Write out the listing below from the line containing "Read out every word on this page." to its last line, unaltered, ends included.

• [Working data]
-- START --
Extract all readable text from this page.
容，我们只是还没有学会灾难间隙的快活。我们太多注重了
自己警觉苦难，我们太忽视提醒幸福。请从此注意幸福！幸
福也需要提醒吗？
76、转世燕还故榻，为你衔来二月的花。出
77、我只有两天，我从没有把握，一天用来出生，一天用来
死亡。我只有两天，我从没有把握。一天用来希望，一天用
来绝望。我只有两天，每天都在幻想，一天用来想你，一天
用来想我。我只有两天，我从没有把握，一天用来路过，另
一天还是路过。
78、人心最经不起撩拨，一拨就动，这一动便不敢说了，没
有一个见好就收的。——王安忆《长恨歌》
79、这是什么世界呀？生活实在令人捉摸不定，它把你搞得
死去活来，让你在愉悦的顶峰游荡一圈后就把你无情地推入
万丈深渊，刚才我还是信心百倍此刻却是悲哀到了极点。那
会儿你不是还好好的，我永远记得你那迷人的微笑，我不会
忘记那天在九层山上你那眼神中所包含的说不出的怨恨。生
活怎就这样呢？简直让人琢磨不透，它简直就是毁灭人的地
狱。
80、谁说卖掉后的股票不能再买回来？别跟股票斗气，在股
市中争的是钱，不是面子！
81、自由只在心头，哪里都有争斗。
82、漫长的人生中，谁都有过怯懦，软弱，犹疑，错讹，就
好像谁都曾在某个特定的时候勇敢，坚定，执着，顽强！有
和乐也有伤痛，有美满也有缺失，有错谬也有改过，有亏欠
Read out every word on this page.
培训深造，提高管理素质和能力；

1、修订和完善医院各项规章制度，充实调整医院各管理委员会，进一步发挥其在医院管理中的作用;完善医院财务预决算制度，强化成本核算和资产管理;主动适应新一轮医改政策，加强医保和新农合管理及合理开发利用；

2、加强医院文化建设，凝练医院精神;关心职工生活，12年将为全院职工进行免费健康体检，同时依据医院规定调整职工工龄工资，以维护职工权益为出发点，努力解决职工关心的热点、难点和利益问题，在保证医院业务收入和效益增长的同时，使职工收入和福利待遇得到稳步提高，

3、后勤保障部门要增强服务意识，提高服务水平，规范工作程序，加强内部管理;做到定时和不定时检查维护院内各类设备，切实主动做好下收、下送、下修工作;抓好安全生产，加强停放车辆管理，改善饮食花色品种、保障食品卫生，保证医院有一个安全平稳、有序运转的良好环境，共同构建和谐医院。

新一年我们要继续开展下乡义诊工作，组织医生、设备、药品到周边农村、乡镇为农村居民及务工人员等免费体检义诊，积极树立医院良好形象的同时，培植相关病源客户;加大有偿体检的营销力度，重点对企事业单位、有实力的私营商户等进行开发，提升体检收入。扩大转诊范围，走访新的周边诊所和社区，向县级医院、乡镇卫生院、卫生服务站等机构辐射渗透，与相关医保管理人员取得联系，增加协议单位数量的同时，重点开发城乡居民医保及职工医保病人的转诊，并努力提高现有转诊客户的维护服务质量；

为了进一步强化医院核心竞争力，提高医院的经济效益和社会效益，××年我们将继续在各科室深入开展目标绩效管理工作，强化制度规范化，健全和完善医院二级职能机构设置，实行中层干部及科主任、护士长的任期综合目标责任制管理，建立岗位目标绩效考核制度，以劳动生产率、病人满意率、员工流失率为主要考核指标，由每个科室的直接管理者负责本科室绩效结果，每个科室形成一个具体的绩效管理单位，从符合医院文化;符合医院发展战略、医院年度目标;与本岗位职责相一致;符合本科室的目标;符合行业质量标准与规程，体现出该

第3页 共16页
-- END --
• [Output for this exercise]
Read out every word on this page.
培训深造，提高管理素质和能力；

1、修订和完善医院各项规章制度，充实调整医院各管理委员会，进一步发挥其在医院管理中的作用;完善医院财务预决算制度，强化成本核算和资产管理;主动适应新一轮医改政策，加强医保和新农合管理及合理开发利用；

2、加强医院文化建设，凝练医院精神;关心职工生活，12年将为全院职工进行免费健康体检，同时依据医院规定调整职工工龄工资，以维护职工权益为出发点，努力解决职工关心的热点、难点和利益问题，在保证医院业务收入和效益增长的同时，使职工收入和福利待遇得到稳步提高，

3、后勤保障部门要增强服务意识，提高服务水平，规范工作程序，加强内部管理;做到定时和不定时检查维护院内各类设备，切实主动做好下收、下送、下修工作;抓好安全生产，加强停放车辆管理，改善饮食花色品种、保障食品卫生，保证医院有一个安全平稳、有序运转的良好环境，共同构建和谐医院。

新一年我们要继续开展下乡义诊工作，组织医生、设备、药品到周边农村、乡镇为农村居民及务工人员等免费体检义诊，积极树立医院良好形象的同时，培植相关病源客户;加大有偿体检的营销力度，重点对企事业单位、有实力的私营商户等进行开发，提升体检收入。扩大转诊范围，走访新的周边诊所和社区，向县级医院、乡镇卫生院、卫生服务站等机构辐射渗透，与相关医保管理人员取得联系，增加协议单位数量的同时，重点开发城乡居民医保及职工医保病人的转诊，并努力提高现有转诊客户的维护服务质量；

为了进一步强化医院核心竞争力，提高医院的经济效益和社会效益，××年我们将继续在各科室深入开展目标绩效管理工作，强化制度规范化，健全和完善医院二级职能机构设置，实行中层干部及科主任、护士长的任期综合目标责任制管理，建立岗位目标绩效考核制度，以劳动生产率、病人满意率、员工流失率为主要考核指标，由每个科室的直接管理者负责本科室绩效结果，每个科室形成一个具体的绩效管理单位，从符合医院文化;符合医院发展战略、医院年度目标;与本岗位职责相一致;符合本科室的目标;符合行业质量标准与规程，体现出该

第3页 共16页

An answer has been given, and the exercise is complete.